### Problem to work on
Retype each record below word for word. Leave the pictures out.

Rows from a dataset
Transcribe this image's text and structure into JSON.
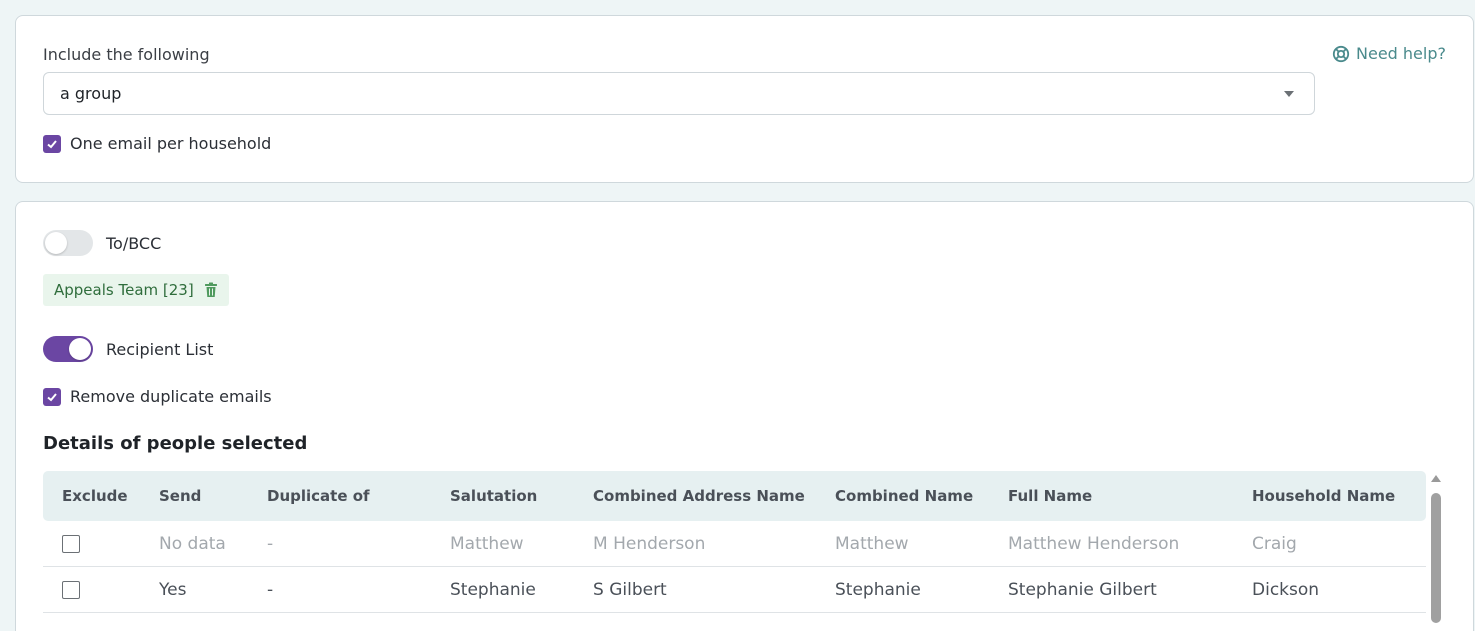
{
  "filters": {
    "include_label": "Include the following",
    "include_value": "a group",
    "help_label": "Need help?",
    "one_email_label": "One email per household",
    "one_email_checked": true
  },
  "recipients": {
    "to_bcc_label": "To/BCC",
    "to_bcc_on": false,
    "group_chip": "Appeals Team [23]",
    "recipient_list_label": "Recipient List",
    "recipient_list_on": true,
    "remove_duplicates_label": "Remove duplicate emails",
    "remove_duplicates_checked": true
  },
  "details": {
    "title": "Details of people selected",
    "columns": [
      "Exclude",
      "Send",
      "Duplicate of",
      "Salutation",
      "Combined Address Name",
      "Combined Name",
      "Full Name",
      "Household Name"
    ],
    "rows": [
      {
        "send": "No data",
        "duplicate_of": "-",
        "salutation": "Matthew",
        "combined_address_name": "M Henderson",
        "combined_name": "Matthew",
        "full_name": "Matthew Henderson",
        "household_name": "Craig"
      },
      {
        "send": "Yes",
        "duplicate_of": "-",
        "salutation": "Stephanie",
        "combined_address_name": "S Gilbert",
        "combined_name": "Stephanie",
        "full_name": "Stephanie Gilbert",
        "household_name": "Dickson"
      }
    ]
  },
  "colors": {
    "accent": "#6b46a3",
    "help": "#4a8a8c",
    "chip_bg": "#e9f5ec",
    "chip_text": "#2f6d3c",
    "table_header_bg": "#e6f0f1"
  }
}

### In response
Transcribe this image's text and structure into JSON.
{
  "filters": {
    "include_label": "Include the following",
    "include_value": "a group",
    "help_label": "Need help?",
    "one_email_label": "One email per household",
    "one_email_checked": true
  },
  "recipients": {
    "to_bcc_label": "To/BCC",
    "to_bcc_on": false,
    "group_chip": "Appeals Team [23]",
    "recipient_list_label": "Recipient List",
    "recipient_list_on": true,
    "remove_duplicates_label": "Remove duplicate emails",
    "remove_duplicates_checked": true
  },
  "details": {
    "title": "Details of people selected",
    "columns": [
      "Exclude",
      "Send",
      "Duplicate of",
      "Salutation",
      "Combined Address Name",
      "Combined Name",
      "Full Name",
      "Household Name"
    ],
    "rows": [
      {
        "send": "No data",
        "duplicate_of": "-",
        "salutation": "Matthew",
        "combined_address_name": "M Henderson",
        "combined_name": "Matthew",
        "full_name": "Matthew Henderson",
        "household_name": "Craig"
      },
      {
        "send": "Yes",
        "duplicate_of": "-",
        "salutation": "Stephanie",
        "combined_address_name": "S Gilbert",
        "combined_name": "Stephanie",
        "full_name": "Stephanie Gilbert",
        "household_name": "Dickson"
      }
    ]
  },
  "colors": {
    "accent": "#6b46a3",
    "help": "#4a8a8c",
    "chip_bg": "#e9f5ec",
    "chip_text": "#2f6d3c",
    "table_header_bg": "#e6f0f1"
  }
}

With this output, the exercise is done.